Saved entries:
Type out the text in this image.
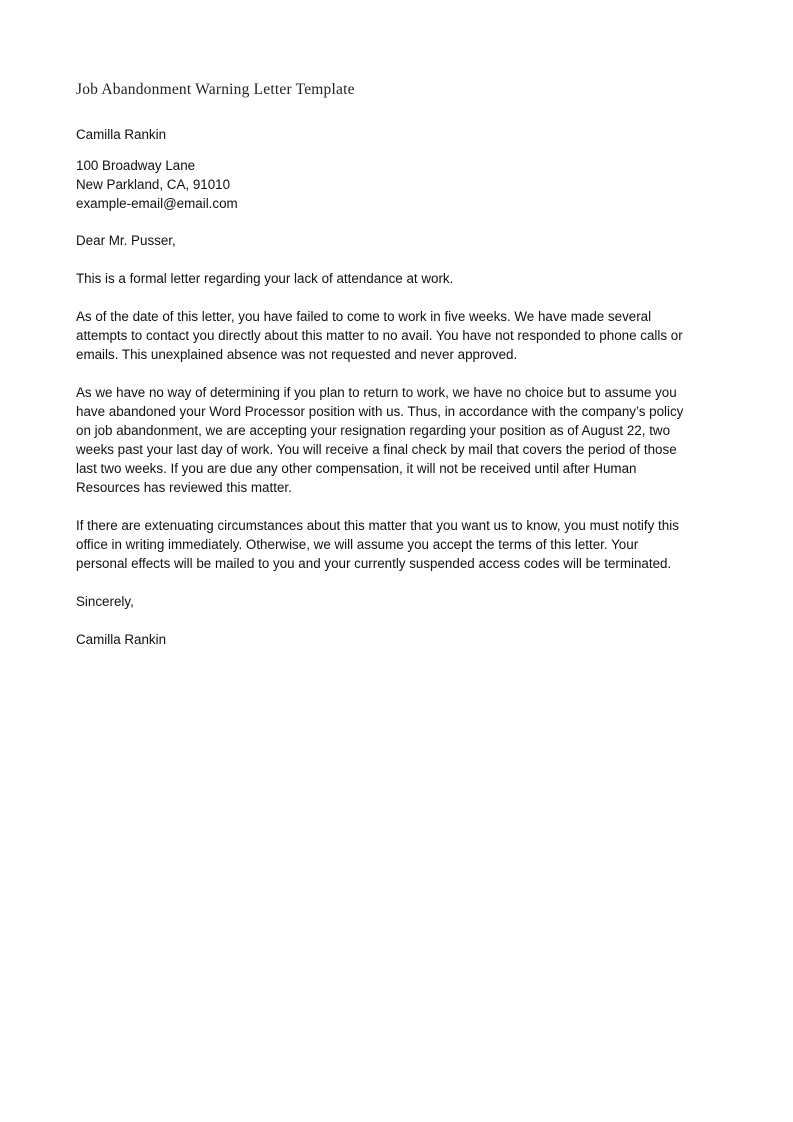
Job Abandonment Warning Letter Template
Camilla Rankin
100 Broadway Lane
New Parkland, CA, 91010
example-email@email.com
Dear Mr. Pusser,
This is a formal letter regarding your lack of attendance at work.
As of the date of this letter, you have failed to come to work in five weeks. We have made several
attempts to contact you directly about this matter to no avail. You have not responded to phone calls or
emails. This unexplained absence was not requested and never approved.
As we have no way of determining if you plan to return to work, we have no choice but to assume you
have abandoned your Word Processor position with us. Thus, in accordance with the company’s policy
on job abandonment, we are accepting your resignation regarding your position as of August 22, two
weeks past your last day of work. You will receive a final check by mail that covers the period of those
last two weeks. If you are due any other compensation, it will not be received until after Human
Resources has reviewed this matter.
If there are extenuating circumstances about this matter that you want us to know, you must notify this
office in writing immediately. Otherwise, we will assume you accept the terms of this letter. Your
personal effects will be mailed to you and your currently suspended access codes will be terminated.
Sincerely,
Camilla Rankin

Goal ▸ For each line in the data above that contains the string "regarding", extract the line.

Answer below ▸
This is a formal letter regarding your lack of attendance at work.
on job abandonment, we are accepting your resignation regarding your position as of August 22, two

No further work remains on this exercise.